>> start Source material

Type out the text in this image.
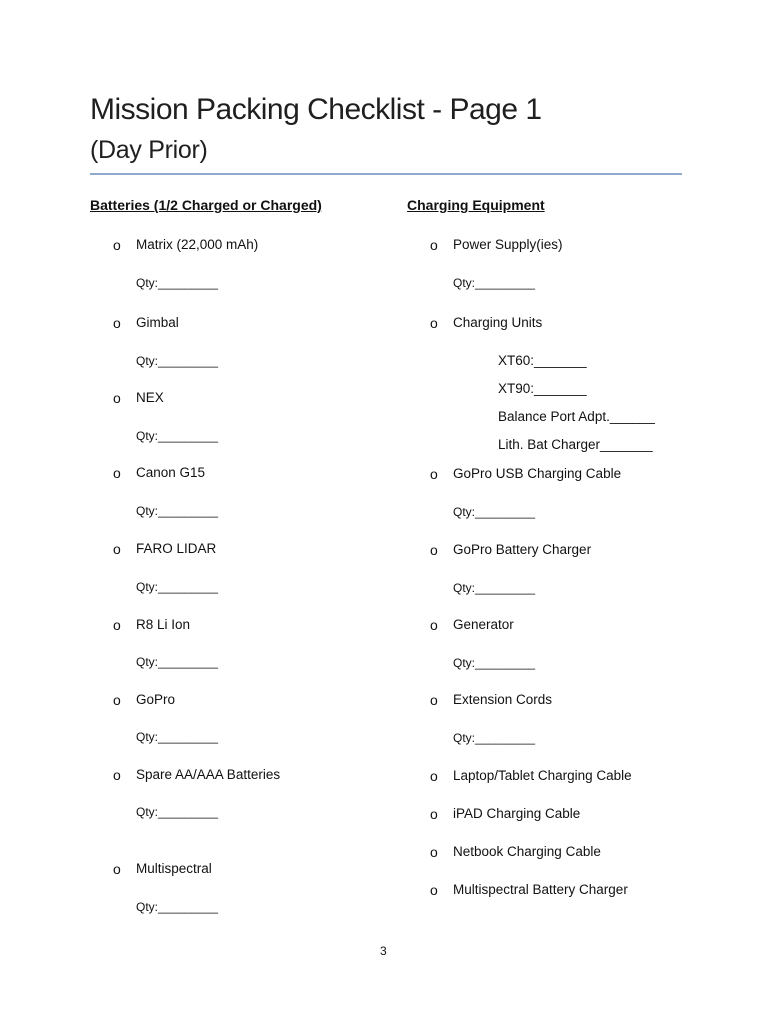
Mission Packing Checklist - Page 1
(Day Prior)
Batteries (1/2 Charged or Charged)
o Matrix (22,000 mAh)
Qty:_________
o Gimbal
Qty:_________
o NEX
Qty:_________
o Canon G15
Qty:_________
o FARO LIDAR
Qty:_________
o R8 Li Ion
Qty:_________
o GoPro
Qty:_________
o Spare AA/AAA Batteries
Qty:_________
o Multispectral
Qty:_________
Charging Equipment
o Power Supply(ies)
Qty:_________
o Charging Units
XT60:_______
XT90:_______
Balance Port Adpt.______
Lith. Bat Charger_______
o GoPro USB Charging Cable
Qty:_________
o GoPro Battery Charger
Qty:_________
o Generator
Qty:_________
o Extension Cords
Qty:_________
o Laptop/Tablet Charging Cable
o iPAD Charging Cable
o Netbook Charging Cable
o Multispectral Battery Charger
3
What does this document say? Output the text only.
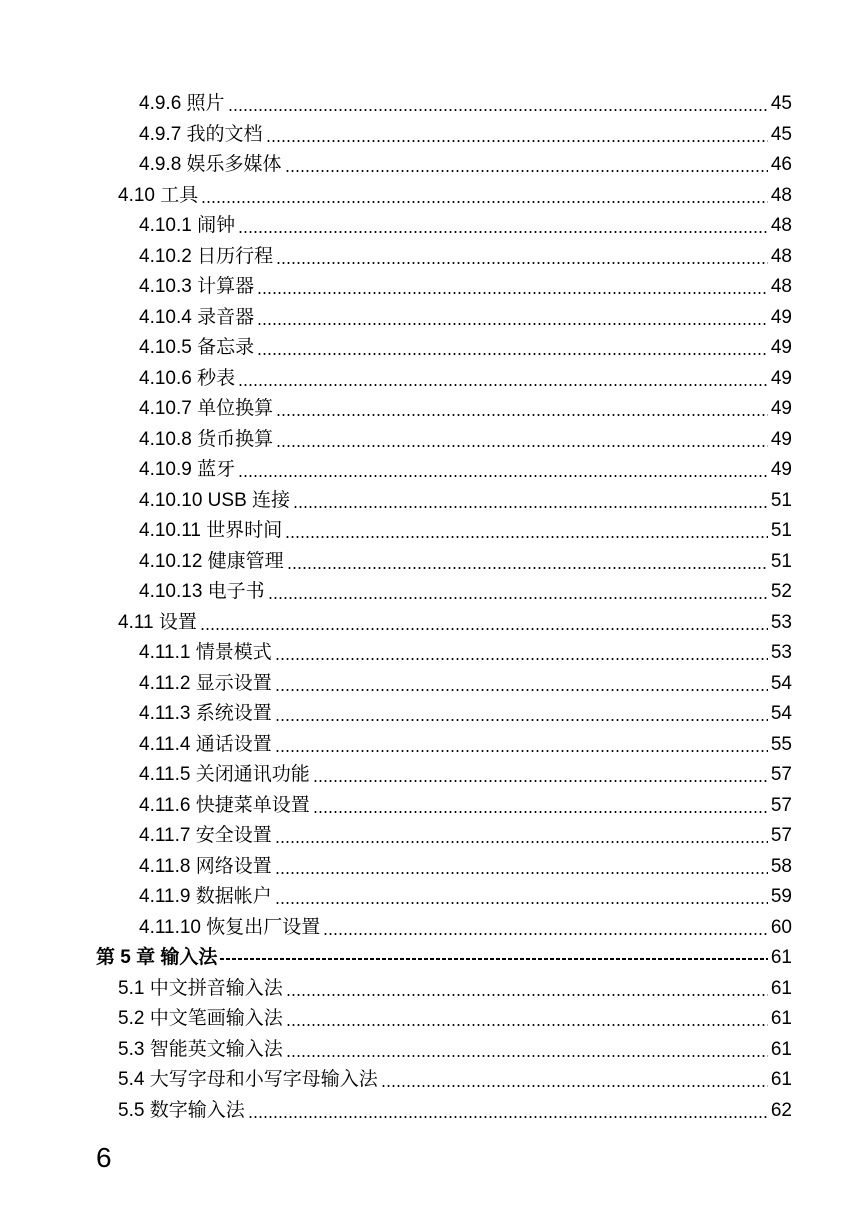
4.9.6 照片	45
4.9.7 我的文档	45
4.9.8 娱乐多媒体	46
4.10 工具	48
4.10.1 闹钟	48
4.10.2 日历行程	48
4.10.3 计算器	48
4.10.4 录音器	49
4.10.5 备忘录	49
4.10.6 秒表	49
4.10.7 单位换算	49
4.10.8 货币换算	49
4.10.9 蓝牙	49
4.10.10 USB 连接	51
4.10.11 世界时间	51
4.10.12 健康管理	51
4.10.13 电子书	52
4.11 设置	53
4.11.1 情景模式	53
4.11.2 显示设置	54
4.11.3 系统设置	54
4.11.4 通话设置	55
4.11.5 关闭通讯功能	57
4.11.6 快捷菜单设置	57
4.11.7 安全设置	57
4.11.8 网络设置	58
4.11.9 数据帐户	59
4.11.10 恢复出厂设置	60
第 5 章 输入法	61
5.1 中文拼音输入法	61
5.2 中文笔画输入法	61
5.3 智能英文输入法	61
5.4 大写字母和小写字母输入法	61
5.5 数字输入法	62
6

>> end Source material

Locate "What does this" in the entries above. Copy, exactly and only, the lines from that line to the end, leaving out the pictures.

What does this document say? Output the text only.
4.9.6 照片	45
4.9.7 我的文档	45
4.9.8 娱乐多媒体	46
4.10 工具	48
4.10.1 闹钟	48
4.10.2 日历行程	48
4.10.3 计算器	48
4.10.4 录音器	49
4.10.5 备忘录	49
4.10.6 秒表	49
4.10.7 单位换算	49
4.10.8 货币换算	49
4.10.9 蓝牙	49
4.10.10 USB 连接	51
4.10.11 世界时间	51
4.10.12 健康管理	51
4.10.13 电子书	52
4.11 设置	53
4.11.1 情景模式	53
4.11.2 显示设置	54
4.11.3 系统设置	54
4.11.4 通话设置	55
4.11.5 关闭通讯功能	57
4.11.6 快捷菜单设置	57
4.11.7 安全设置	57
4.11.8 网络设置	58
4.11.9 数据帐户	59
4.11.10 恢复出厂设置	60
第 5 章 输入法	61
5.1 中文拼音输入法	61
5.2 中文笔画输入法	61
5.3 智能英文输入法	61
5.4 大写字母和小写字母输入法	61
5.5 数字输入法	62
6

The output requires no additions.